- DATASET ROWS:

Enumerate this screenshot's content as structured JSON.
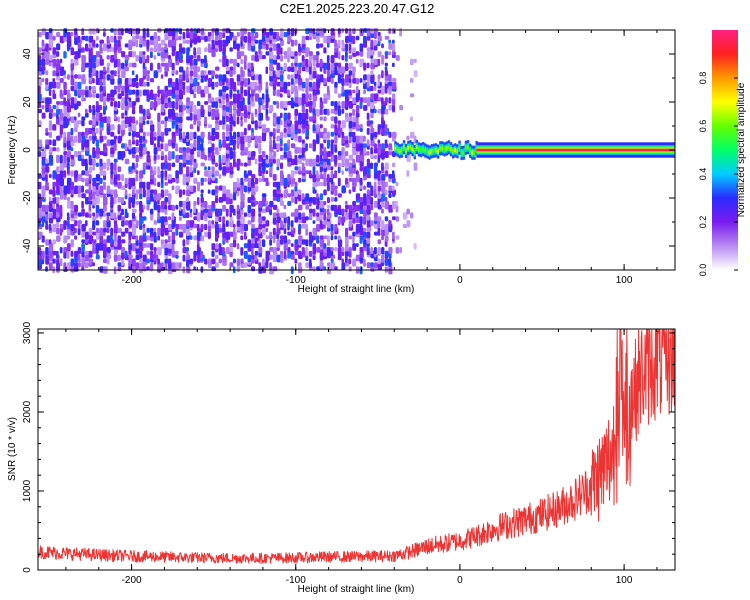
{
  "figure": {
    "title": "C2E1.2025.223.20.47.G12"
  },
  "chart_data": [
    {
      "type": "heatmap",
      "xlabel": "Height of straight line (km)",
      "ylabel": "Frequency (Hz)",
      "xlim": [
        -257,
        131
      ],
      "ylim": [
        -50,
        50
      ],
      "xticks": [
        -200,
        -100,
        0,
        100
      ],
      "yticks": [
        -40,
        -20,
        0,
        20,
        40
      ],
      "grid": false,
      "regions": [
        {
          "description": "diffuse noise",
          "x_range": [
            -257,
            -40
          ],
          "y_range": [
            -50,
            50
          ],
          "normalized_amplitude": 0.1
        },
        {
          "description": "signal onset",
          "x_range": [
            -40,
            10
          ],
          "y_center": 0,
          "y_halfwidth": 3,
          "normalized_amplitude": 0.5
        },
        {
          "description": "carrier line",
          "x_range": [
            10,
            131
          ],
          "y_center": 0,
          "y_halfwidth": 2,
          "normalized_amplitude": 0.95
        }
      ],
      "colorbar": {
        "label": "Normalized spectral amplitude",
        "ticks": [
          "0.0",
          "0.2",
          "0.4",
          "0.6",
          "0.8"
        ],
        "range": [
          0,
          1
        ],
        "colors": [
          "#ffffff",
          "#b98cf2",
          "#7a1bf0",
          "#2b2bff",
          "#00ccff",
          "#00ff66",
          "#66ff00",
          "#ffff00",
          "#ff9900",
          "#ff2020",
          "#ff2080"
        ]
      }
    },
    {
      "type": "line",
      "xlabel": "Height of straight line (km)",
      "ylabel": "SNR (10 * v/v)",
      "xlim": [
        -257,
        131
      ],
      "ylim": [
        0,
        3050
      ],
      "xticks": [
        -200,
        -100,
        0,
        100
      ],
      "yticks": [
        0,
        1000,
        2000,
        3000
      ],
      "grid": false,
      "color": "#ee3333",
      "x": [
        -257,
        -240,
        -220,
        -200,
        -180,
        -160,
        -140,
        -120,
        -100,
        -80,
        -60,
        -40,
        -30,
        -20,
        -10,
        0,
        10,
        20,
        30,
        40,
        50,
        60,
        70,
        80,
        90,
        100,
        110,
        120,
        131
      ],
      "y": [
        230,
        210,
        190,
        175,
        165,
        155,
        150,
        150,
        155,
        165,
        170,
        180,
        230,
        300,
        330,
        370,
        430,
        520,
        580,
        640,
        700,
        780,
        900,
        1060,
        1350,
        1900,
        2450,
        2650,
        2720
      ]
    }
  ]
}
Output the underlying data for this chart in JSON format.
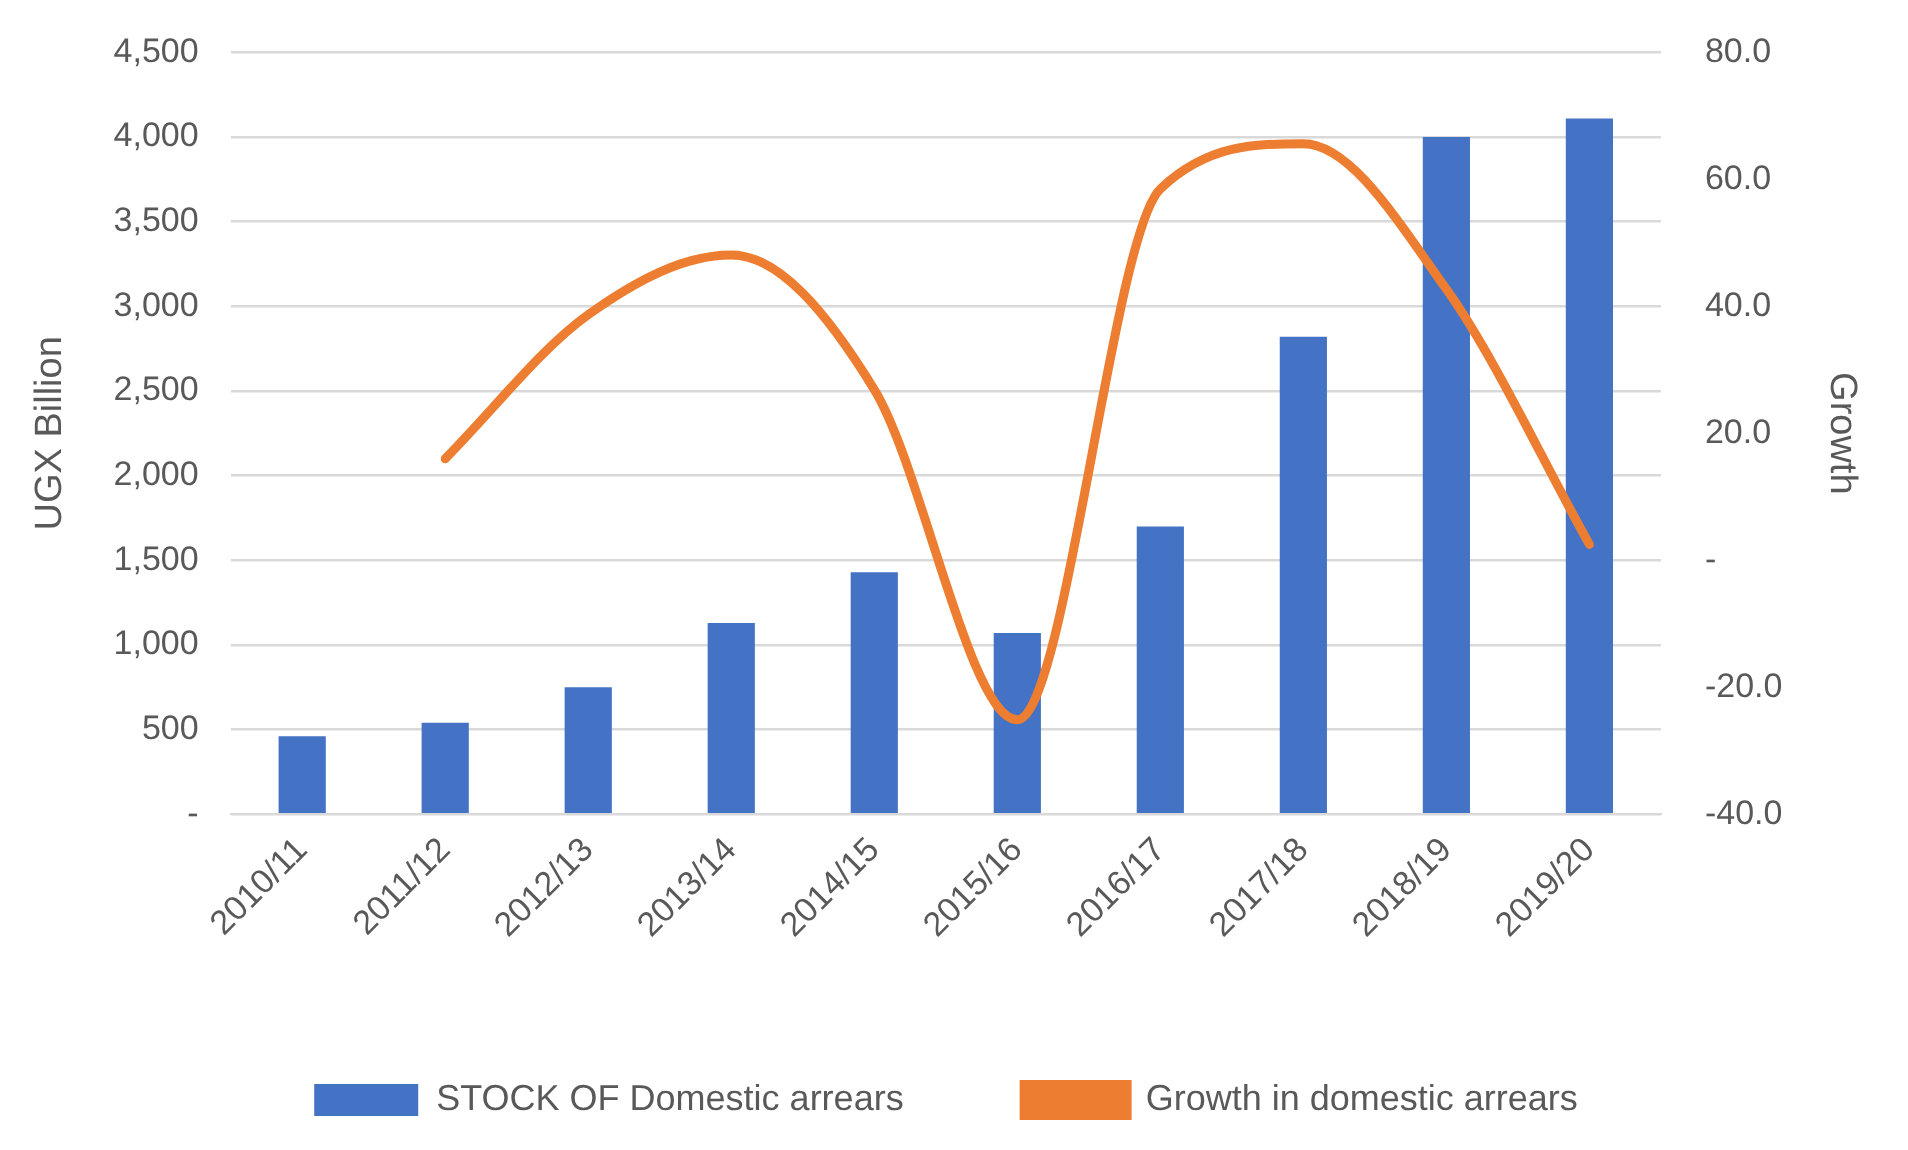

- STATED TASK: In your copy, leave out the pictures and reproduce the material above exactly.

- ANSWER TO THIS TASK:
Enumerate this screenshot's content as structured JSON.
{
  "figure": {
    "title": "C2E1.2025.223.20.47.G12"
  },
  "chart_data": [
    {
      "type": "heatmap",
      "xlabel": "Height of straight line (km)",
      "ylabel": "Frequency (Hz)",
      "xlim": [
        -257,
        131
      ],
      "ylim": [
        -50,
        50
      ],
      "xticks": [
        -200,
        -100,
        0,
        100
      ],
      "yticks": [
        -40,
        -20,
        0,
        20,
        40
      ],
      "grid": false,
      "regions": [
        {
          "description": "diffuse noise",
          "x_range": [
            -257,
            -40
          ],
          "y_range": [
            -50,
            50
          ],
          "normalized_amplitude": 0.1
        },
        {
          "description": "signal onset",
          "x_range": [
            -40,
            10
          ],
          "y_center": 0,
          "y_halfwidth": 3,
          "normalized_amplitude": 0.5
        },
        {
          "description": "carrier line",
          "x_range": [
            10,
            131
          ],
          "y_center": 0,
          "y_halfwidth": 2,
          "normalized_amplitude": 0.95
        }
      ],
      "colorbar": {
        "label": "Normalized spectral amplitude",
        "ticks": [
          "0.0",
          "0.2",
          "0.4",
          "0.6",
          "0.8"
        ],
        "range": [
          0,
          1
        ],
        "colors": [
          "#ffffff",
          "#b98cf2",
          "#7a1bf0",
          "#2b2bff",
          "#00ccff",
          "#00ff66",
          "#66ff00",
          "#ffff00",
          "#ff9900",
          "#ff2020",
          "#ff2080"
        ]
      }
    },
    {
      "type": "line",
      "xlabel": "Height of straight line (km)",
      "ylabel": "SNR (10 * v/v)",
      "xlim": [
        -257,
        131
      ],
      "ylim": [
        0,
        3050
      ],
      "xticks": [
        -200,
        -100,
        0,
        100
      ],
      "yticks": [
        0,
        1000,
        2000,
        3000
      ],
      "grid": false,
      "color": "#ee3333",
      "x": [
        -257,
        -240,
        -220,
        -200,
        -180,
        -160,
        -140,
        -120,
        -100,
        -80,
        -60,
        -40,
        -30,
        -20,
        -10,
        0,
        10,
        20,
        30,
        40,
        50,
        60,
        70,
        80,
        90,
        100,
        110,
        120,
        131
      ],
      "y": [
        230,
        210,
        190,
        175,
        165,
        155,
        150,
        150,
        155,
        165,
        170,
        180,
        230,
        300,
        330,
        370,
        430,
        520,
        580,
        640,
        700,
        780,
        900,
        1060,
        1350,
        1900,
        2450,
        2650,
        2720
      ]
    }
  ]
}
Output the underlying data for this chart in JSON format.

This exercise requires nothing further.